• [What you need to do]:
1. Name every senator mentioned in the health bill article.
2. From the health bill article, copy word for word the passage from "Republican agreement is" up to and including "would pay more.".
3. Extend the article on the House GOP health bill in the Senate, picking up after its final sentence.

Even if the House passes the GOP bill to repeal and replace Obamacare on Thursday, as Republicans hope, their colleagues in the Senate say the bill will face substantial changes in the Senate.
House GOP leaders set up a Thursday vote on the bill in the hopes of finally passing it. Senate Republicans have started sifting through the legislation and are already targeting areas they would seek to change.
"I know the members of the Senate have lots of amendments," said Sen. John Barrasso, R-Wyo., a medical doctor and member of the GOP leadership. "This is going to be an open process on the Senate floor, so we're working to get to yes."
A few GOP lawmakers are backing alternative plans, which further guarantees the final product will have to be a compromise between the two chambers.
"There are undoubtedly going to be some changes," Senate Finance Committee Chairman Orrin Hatch, R-Utah, who will play a key role in writing the compromise, told the Washington Examiner.
Republican agreement is essential. The GOP plans to pass the bill using a budgetary tool that blocks a Democratic filibuster. But they'll need almost all of their 52 lawmakers to vote for it in order to win a simple majority needed for passage.
Passing the House bill in its current form, Hatch warned, "would be difficult to do."
The House bill's essential component is flexibility. It allows states to waive Obamacare mandates, while preserving tax credits and protections for people with pre-existing conditions.
Sen. Tim Scott, R-S.C., said he's not thrilled with the House plan to preserve tax credits for earning up to 850 percent of the poverty level who want to buy insurance. He'd rather spend the money to bring down costs for older consumers, who under the AHCA would pay more.
"I'm not completely in line with that," Scott told the Washington Examiner. "We have to squeeze that down so we can give that money to folks between the ages of 50 and 64."
Many senators this year had been largely tuned out of the details of the evolving House bill, often telling reporters they are waiting to see what their partners across the Capitol can pass, or if they can pass anything at all.
But a few have been actively engaged, including Sens. John Thune, R-S.D., a member of the GOP leadership, and Sen. Marco Rubio, R-Fla.
Rep. Carlos Curbelo, R-Fla., who was undecided on Wednesday, said those two senators have promised to make changes he is seeking if the bill makes it to the Senate, including more money for older consumers who may be charged higher insurance premiums.

• [Records provided]:
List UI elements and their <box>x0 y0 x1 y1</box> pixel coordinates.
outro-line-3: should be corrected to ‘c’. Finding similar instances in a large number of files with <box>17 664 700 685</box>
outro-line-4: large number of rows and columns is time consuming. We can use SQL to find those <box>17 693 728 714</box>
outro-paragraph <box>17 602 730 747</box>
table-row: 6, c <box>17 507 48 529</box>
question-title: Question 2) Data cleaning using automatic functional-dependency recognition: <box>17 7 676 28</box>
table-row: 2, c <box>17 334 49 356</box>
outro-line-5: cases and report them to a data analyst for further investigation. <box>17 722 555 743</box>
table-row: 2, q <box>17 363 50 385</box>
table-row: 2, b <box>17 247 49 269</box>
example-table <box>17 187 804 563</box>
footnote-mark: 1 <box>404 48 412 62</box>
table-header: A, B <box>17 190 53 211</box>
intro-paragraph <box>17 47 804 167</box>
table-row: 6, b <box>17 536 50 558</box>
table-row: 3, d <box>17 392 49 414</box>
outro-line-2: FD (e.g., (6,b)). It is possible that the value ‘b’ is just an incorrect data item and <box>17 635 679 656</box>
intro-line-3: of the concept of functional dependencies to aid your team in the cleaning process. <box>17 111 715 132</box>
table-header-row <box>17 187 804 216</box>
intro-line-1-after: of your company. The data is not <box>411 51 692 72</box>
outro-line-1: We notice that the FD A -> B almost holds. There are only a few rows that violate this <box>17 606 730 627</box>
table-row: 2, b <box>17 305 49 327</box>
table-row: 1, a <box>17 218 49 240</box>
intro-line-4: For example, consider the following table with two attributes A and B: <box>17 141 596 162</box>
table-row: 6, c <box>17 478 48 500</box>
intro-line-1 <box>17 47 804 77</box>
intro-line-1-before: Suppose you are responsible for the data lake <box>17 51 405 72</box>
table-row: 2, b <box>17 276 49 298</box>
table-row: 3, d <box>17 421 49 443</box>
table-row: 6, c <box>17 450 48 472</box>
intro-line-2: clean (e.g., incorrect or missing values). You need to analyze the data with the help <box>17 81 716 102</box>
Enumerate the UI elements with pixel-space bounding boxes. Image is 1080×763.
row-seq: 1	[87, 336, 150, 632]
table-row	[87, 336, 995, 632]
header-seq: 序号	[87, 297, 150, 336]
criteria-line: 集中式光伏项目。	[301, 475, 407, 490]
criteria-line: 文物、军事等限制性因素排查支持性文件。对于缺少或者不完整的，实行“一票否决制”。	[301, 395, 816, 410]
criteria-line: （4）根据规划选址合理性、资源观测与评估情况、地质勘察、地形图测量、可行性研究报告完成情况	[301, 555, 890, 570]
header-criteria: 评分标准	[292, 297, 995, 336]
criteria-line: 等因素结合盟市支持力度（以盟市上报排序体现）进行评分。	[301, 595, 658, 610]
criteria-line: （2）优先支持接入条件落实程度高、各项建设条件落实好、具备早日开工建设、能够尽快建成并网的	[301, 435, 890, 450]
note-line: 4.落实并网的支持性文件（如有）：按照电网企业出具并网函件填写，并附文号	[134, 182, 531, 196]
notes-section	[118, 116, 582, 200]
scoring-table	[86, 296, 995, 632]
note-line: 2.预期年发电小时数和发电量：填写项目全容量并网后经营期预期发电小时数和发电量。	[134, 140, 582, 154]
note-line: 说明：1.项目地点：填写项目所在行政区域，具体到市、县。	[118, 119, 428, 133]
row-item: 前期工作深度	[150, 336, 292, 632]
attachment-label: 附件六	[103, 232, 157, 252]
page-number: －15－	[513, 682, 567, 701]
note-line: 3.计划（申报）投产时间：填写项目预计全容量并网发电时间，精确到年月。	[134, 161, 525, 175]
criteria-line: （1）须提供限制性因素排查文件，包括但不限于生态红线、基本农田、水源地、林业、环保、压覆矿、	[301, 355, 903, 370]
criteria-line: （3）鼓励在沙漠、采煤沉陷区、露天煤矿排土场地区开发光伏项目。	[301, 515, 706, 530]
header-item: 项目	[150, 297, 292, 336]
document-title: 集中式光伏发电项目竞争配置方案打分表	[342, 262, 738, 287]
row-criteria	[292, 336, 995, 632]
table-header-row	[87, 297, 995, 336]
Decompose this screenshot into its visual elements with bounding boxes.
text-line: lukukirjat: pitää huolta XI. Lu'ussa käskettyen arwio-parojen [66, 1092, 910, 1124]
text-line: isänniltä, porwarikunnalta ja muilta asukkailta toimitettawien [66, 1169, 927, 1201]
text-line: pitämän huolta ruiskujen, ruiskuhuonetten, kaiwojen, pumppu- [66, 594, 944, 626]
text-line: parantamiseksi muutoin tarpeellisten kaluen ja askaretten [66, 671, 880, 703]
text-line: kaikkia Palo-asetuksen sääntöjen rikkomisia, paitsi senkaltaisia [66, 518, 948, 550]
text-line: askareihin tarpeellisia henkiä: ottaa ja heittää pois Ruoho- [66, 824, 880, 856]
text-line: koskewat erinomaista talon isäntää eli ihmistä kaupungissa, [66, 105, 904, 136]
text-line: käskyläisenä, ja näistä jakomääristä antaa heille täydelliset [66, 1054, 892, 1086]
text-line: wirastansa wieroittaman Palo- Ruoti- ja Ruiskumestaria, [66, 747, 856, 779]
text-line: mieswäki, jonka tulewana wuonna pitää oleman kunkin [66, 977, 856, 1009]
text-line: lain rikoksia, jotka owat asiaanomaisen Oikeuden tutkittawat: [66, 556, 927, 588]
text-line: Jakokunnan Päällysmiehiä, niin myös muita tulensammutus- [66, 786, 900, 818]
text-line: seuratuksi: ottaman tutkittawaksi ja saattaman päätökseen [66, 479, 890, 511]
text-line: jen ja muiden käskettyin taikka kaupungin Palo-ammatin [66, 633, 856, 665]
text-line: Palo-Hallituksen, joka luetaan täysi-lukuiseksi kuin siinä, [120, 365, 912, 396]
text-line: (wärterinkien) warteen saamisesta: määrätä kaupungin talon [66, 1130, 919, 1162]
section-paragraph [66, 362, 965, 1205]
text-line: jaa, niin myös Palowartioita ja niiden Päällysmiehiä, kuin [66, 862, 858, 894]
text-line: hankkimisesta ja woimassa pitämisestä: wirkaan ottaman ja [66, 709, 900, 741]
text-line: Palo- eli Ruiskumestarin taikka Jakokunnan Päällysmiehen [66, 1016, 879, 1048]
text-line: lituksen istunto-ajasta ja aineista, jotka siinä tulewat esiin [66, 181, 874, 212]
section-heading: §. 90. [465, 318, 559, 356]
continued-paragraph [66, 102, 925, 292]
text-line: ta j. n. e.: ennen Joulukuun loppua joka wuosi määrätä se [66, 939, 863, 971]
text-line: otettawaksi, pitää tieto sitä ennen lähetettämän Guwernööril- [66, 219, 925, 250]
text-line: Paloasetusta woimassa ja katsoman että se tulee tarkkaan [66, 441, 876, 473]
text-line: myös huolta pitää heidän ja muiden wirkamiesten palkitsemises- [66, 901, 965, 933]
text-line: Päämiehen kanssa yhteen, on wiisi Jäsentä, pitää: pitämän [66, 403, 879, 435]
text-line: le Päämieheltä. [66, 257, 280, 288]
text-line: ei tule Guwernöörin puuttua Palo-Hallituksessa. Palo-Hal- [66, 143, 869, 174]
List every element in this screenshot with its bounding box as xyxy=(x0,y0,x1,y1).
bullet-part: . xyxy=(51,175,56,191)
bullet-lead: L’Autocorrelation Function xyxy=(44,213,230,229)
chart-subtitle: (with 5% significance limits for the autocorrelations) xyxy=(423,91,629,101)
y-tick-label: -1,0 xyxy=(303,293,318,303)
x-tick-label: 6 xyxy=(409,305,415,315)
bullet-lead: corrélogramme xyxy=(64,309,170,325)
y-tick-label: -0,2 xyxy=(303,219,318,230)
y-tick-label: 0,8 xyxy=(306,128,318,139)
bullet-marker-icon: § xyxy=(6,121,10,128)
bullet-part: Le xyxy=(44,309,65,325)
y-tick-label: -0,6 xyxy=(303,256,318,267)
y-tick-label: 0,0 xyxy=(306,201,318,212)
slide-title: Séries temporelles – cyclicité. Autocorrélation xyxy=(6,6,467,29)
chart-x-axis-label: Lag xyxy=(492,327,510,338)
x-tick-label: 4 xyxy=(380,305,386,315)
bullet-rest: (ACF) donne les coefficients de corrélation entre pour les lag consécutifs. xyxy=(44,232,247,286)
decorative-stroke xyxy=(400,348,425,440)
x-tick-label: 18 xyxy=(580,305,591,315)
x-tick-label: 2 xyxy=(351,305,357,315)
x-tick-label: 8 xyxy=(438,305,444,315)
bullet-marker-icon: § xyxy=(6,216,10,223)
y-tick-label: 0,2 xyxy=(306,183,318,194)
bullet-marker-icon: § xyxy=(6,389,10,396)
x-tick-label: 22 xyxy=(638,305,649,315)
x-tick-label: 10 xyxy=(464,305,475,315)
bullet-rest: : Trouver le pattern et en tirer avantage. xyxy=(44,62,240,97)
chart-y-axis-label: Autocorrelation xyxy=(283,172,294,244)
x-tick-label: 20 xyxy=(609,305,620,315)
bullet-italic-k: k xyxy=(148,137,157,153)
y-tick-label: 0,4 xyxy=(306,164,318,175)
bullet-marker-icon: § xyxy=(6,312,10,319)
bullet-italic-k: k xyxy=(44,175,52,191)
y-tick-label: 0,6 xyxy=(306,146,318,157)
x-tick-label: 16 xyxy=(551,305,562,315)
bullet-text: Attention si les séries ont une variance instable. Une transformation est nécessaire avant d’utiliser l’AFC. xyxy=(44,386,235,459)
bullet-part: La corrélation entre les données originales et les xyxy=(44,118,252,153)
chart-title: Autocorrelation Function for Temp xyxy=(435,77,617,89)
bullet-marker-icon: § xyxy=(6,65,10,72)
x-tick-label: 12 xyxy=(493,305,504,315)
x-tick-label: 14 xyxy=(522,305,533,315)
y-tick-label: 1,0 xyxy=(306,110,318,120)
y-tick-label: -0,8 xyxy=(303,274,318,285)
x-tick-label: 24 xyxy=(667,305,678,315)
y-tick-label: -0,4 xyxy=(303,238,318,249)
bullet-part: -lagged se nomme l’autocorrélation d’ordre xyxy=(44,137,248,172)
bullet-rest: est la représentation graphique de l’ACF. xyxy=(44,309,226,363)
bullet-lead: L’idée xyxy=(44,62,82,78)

• [Per-task answers]:
1. John Barrasso, Orrin Hatch, Tim Scott, John Thune, Marco Rubio

2.
Republican agreement is essential. The GOP plans to pass the bill using a budgetary tool that blocks a Democratic filibuster. But they'll need almost all of their 52 lawmakers to vote for it in order to win a simple majority needed for passage.
Passing the House bill in its current form, Hatch warned, "would be difficult to do."
The House bill's essential component is flexibility. It allows states to waive Obamacare mandates, while preserving tax credits and protections for people with pre-existing conditions.
Sen. Tim Scott, R-S.C., said he's not thrilled with the House plan to preserve tax credits for earning up to 850 percent of the poverty level who want to buy insurance. He'd rather spend the money to bring down costs for older consumers, who under the AHCA would pay more.

3.
"I've gotten some strong assurances from Sen. Thune's office and from Sen. Rubio's office that there would be opportunities to enhance the bill to improve accessibility of resources for those nearing the age of retirement," Curbelo said Wednesday.
Two other Republican senators, Bill Cassidy of Louisiana and Susan Collins of Maine, have drafted their own measure that differs from the House bill in several ways. It includes a provision, for instance, allowing states to maintain Obamacare or create a state alternative. States would be able to auto-enroll residents with a Roth Health Savings Account, and a basic health insurance and pharmacy plan.
Cassidy, who is also a physician, told the Washington Examiner he will push to include Cassidy-Collins provisions in the Senate version of the bill to repeal and replace Obamacare.
"If the House passes something, then the Senate clearly will respond to the House," Cassidy said. "If the House does not pass something, then the Senate will have to respond with something of its own."
This week, worried Republican senators began to focus on the House bill, in part because the congressional calendar is running out and some fear the House GOP won't come up with the votes to pass a bill. Failure in the House would jeopardize repealing Obamacare, which is the number-one Republican campaign promise of the past decade, and it could hobble the rest of the GOP's ambitious agenda.
"I hope they pass it," Senate Majority Whip John Cornyn, R-Texas, told the Washington Examiner.
Republicans face a time limit if they want to send a bill to President Trump without help from the Democrats.
The budgetary tool, known as reconciliation, hinges on the 2017 fiscal year. It expires once Congress takes up the fiscal 2018 budget, or at the latest on Sept. 30, which is the end of the fiscal year.
Cornyn said he believes if the House sends over a bill this week, senators could complete their work and pass their own version of a repeal and replace bill relatively quickly. "It will take weeks," Cornyn said.
There has been limited coordination so far between the House and Senate. As House Republicans have drafted the AHCA, they have consulted with the Senate Budget panel to determine if their bill will satisfy parliamentary rules allowing the use of reconciliation.
Senate Minority Leader Chuck Schumer, D-N.Y., warned again on Wednesday that some of the provisions in the GOP bill, including one allowing states to waive Obamacare's pre-existing conditions coverage, may run afoul of the rules governing reconciliation.
"Even if the new version of TrumpCare passes the House, its chances for survival in the Senate are small," he said.